* Data extract
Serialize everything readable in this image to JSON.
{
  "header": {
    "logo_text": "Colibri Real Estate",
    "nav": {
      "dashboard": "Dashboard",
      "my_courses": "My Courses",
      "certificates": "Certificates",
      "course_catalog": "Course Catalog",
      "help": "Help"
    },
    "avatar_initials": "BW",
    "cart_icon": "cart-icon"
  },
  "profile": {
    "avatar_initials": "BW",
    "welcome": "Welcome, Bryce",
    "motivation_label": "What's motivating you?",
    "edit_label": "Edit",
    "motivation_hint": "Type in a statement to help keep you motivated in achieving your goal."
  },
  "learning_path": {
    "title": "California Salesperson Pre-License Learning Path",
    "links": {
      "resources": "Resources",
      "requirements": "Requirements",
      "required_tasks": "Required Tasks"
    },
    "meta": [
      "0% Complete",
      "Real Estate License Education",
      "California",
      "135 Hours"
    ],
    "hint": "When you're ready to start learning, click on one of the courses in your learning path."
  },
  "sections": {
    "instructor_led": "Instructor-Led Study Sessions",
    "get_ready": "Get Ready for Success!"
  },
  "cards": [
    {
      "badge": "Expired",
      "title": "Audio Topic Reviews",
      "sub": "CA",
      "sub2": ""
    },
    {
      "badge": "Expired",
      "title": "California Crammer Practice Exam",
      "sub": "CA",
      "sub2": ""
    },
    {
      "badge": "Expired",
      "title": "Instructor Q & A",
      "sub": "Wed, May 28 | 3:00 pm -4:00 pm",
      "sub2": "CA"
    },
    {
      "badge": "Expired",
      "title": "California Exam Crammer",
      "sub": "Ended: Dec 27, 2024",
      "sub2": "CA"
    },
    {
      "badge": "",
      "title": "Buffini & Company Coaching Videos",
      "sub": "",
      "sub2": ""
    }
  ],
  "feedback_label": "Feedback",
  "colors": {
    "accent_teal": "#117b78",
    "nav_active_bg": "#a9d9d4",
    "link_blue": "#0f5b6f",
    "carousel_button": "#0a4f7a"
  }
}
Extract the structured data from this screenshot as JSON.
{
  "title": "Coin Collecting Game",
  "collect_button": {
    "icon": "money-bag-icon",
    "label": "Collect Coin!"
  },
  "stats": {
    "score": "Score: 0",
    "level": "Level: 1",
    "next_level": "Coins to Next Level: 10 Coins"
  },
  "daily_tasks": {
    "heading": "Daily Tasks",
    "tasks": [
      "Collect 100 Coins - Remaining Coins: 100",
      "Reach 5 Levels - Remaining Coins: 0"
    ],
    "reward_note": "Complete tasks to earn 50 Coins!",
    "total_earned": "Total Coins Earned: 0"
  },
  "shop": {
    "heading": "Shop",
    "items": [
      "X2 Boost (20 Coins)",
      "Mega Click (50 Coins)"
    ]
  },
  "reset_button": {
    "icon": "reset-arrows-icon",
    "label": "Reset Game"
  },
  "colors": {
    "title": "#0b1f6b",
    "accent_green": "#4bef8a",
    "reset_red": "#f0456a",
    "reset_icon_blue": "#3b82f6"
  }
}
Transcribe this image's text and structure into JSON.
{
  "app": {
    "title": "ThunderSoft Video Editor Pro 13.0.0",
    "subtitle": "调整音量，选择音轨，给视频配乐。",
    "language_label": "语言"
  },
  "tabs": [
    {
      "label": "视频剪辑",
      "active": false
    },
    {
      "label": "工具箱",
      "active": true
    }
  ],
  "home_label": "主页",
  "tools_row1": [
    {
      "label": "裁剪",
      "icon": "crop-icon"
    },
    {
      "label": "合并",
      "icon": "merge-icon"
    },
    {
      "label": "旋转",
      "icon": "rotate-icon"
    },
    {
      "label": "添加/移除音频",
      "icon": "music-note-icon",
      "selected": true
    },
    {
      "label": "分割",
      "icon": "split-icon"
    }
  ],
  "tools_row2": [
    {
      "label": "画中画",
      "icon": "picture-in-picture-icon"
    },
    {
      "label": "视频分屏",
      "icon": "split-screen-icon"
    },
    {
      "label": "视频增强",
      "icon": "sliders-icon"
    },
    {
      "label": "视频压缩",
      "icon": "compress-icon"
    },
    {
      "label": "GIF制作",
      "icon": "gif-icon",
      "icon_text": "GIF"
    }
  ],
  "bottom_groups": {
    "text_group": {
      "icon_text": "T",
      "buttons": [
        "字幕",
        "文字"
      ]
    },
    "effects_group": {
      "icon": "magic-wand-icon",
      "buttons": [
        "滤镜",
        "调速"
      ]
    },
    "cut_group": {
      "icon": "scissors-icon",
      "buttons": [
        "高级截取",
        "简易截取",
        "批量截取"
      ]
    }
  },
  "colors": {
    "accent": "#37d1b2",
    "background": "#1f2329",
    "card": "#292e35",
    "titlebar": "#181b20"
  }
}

* Your task
Print all of the entries again, exactly as written.

* Task solution
Serialize everything readable in this image to JSON.
{
  "header": {
    "logo_text": "Colibri Real Estate",
    "nav": {
      "dashboard": "Dashboard",
      "my_courses": "My Courses",
      "certificates": "Certificates",
      "course_catalog": "Course Catalog",
      "help": "Help"
    },
    "avatar_initials": "BW",
    "cart_icon": "cart-icon"
  },
  "profile": {
    "avatar_initials": "BW",
    "welcome": "Welcome, Bryce",
    "motivation_label": "What's motivating you?",
    "edit_label": "Edit",
    "motivation_hint": "Type in a statement to help keep you motivated in achieving your goal."
  },
  "learning_path": {
    "title": "California Salesperson Pre-License Learning Path",
    "links": {
      "resources": "Resources",
      "requirements": "Requirements",
      "required_tasks": "Required Tasks"
    },
    "meta": [
      "0% Complete",
      "Real Estate License Education",
      "California",
      "135 Hours"
    ],
    "hint": "When you're ready to start learning, click on one of the courses in your learning path."
  },
  "sections": {
    "instructor_led": "Instructor-Led Study Sessions",
    "get_ready": "Get Ready for Success!"
  },
  "cards": [
    {
      "badge": "Expired",
      "title": "Audio Topic Reviews",
      "sub": "CA",
      "sub2": ""
    },
    {
      "badge": "Expired",
      "title": "California Crammer Practice Exam",
      "sub": "CA",
      "sub2": ""
    },
    {
      "badge": "Expired",
      "title": "Instructor Q & A",
      "sub": "Wed, May 28 | 3:00 pm -4:00 pm",
      "sub2": "CA"
    },
    {
      "badge": "Expired",
      "title": "California Exam Crammer",
      "sub": "Ended: Dec 27, 2024",
      "sub2": "CA"
    },
    {
      "badge": "",
      "title": "Buffini & Company Coaching Videos",
      "sub": "",
      "sub2": ""
    }
  ],
  "feedback_label": "Feedback",
  "colors": {
    "accent_teal": "#117b78",
    "nav_active_bg": "#a9d9d4",
    "link_blue": "#0f5b6f",
    "carousel_button": "#0a4f7a"
  }
}
Extract the structured data from this screenshot as JSON.
{
  "title": "Coin Collecting Game",
  "collect_button": {
    "icon": "money-bag-icon",
    "label": "Collect Coin!"
  },
  "stats": {
    "score": "Score: 0",
    "level": "Level: 1",
    "next_level": "Coins to Next Level: 10 Coins"
  },
  "daily_tasks": {
    "heading": "Daily Tasks",
    "tasks": [
      "Collect 100 Coins - Remaining Coins: 100",
      "Reach 5 Levels - Remaining Coins: 0"
    ],
    "reward_note": "Complete tasks to earn 50 Coins!",
    "total_earned": "Total Coins Earned: 0"
  },
  "shop": {
    "heading": "Shop",
    "items": [
      "X2 Boost (20 Coins)",
      "Mega Click (50 Coins)"
    ]
  },
  "reset_button": {
    "icon": "reset-arrows-icon",
    "label": "Reset Game"
  },
  "colors": {
    "title": "#0b1f6b",
    "accent_green": "#4bef8a",
    "reset_red": "#f0456a",
    "reset_icon_blue": "#3b82f6"
  }
}
Transcribe this image's text and structure into JSON.
{
  "app": {
    "title": "ThunderSoft Video Editor Pro 13.0.0",
    "subtitle": "调整音量，选择音轨，给视频配乐。",
    "language_label": "语言"
  },
  "tabs": [
    {
      "label": "视频剪辑",
      "active": false
    },
    {
      "label": "工具箱",
      "active": true
    }
  ],
  "home_label": "主页",
  "tools_row1": [
    {
      "label": "裁剪",
      "icon": "crop-icon"
    },
    {
      "label": "合并",
      "icon": "merge-icon"
    },
    {
      "label": "旋转",
      "icon": "rotate-icon"
    },
    {
      "label": "添加/移除音频",
      "icon": "music-note-icon",
      "selected": true
    },
    {
      "label": "分割",
      "icon": "split-icon"
    }
  ],
  "tools_row2": [
    {
      "label": "画中画",
      "icon": "picture-in-picture-icon"
    },
    {
      "label": "视频分屏",
      "icon": "split-screen-icon"
    },
    {
      "label": "视频增强",
      "icon": "sliders-icon"
    },
    {
      "label": "视频压缩",
      "icon": "compress-icon"
    },
    {
      "label": "GIF制作",
      "icon": "gif-icon",
      "icon_text": "GIF"
    }
  ],
  "bottom_groups": {
    "text_group": {
      "icon_text": "T",
      "buttons": [
        "字幕",
        "文字"
      ]
    },
    "effects_group": {
      "icon": "magic-wand-icon",
      "buttons": [
        "滤镜",
        "调速"
      ]
    },
    "cut_group": {
      "icon": "scissors-icon",
      "buttons": [
        "高级截取",
        "简易截取",
        "批量截取"
      ]
    }
  },
  "colors": {
    "accent": "#37d1b2",
    "background": "#1f2329",
    "card": "#292e35",
    "titlebar": "#181b20"
  }
}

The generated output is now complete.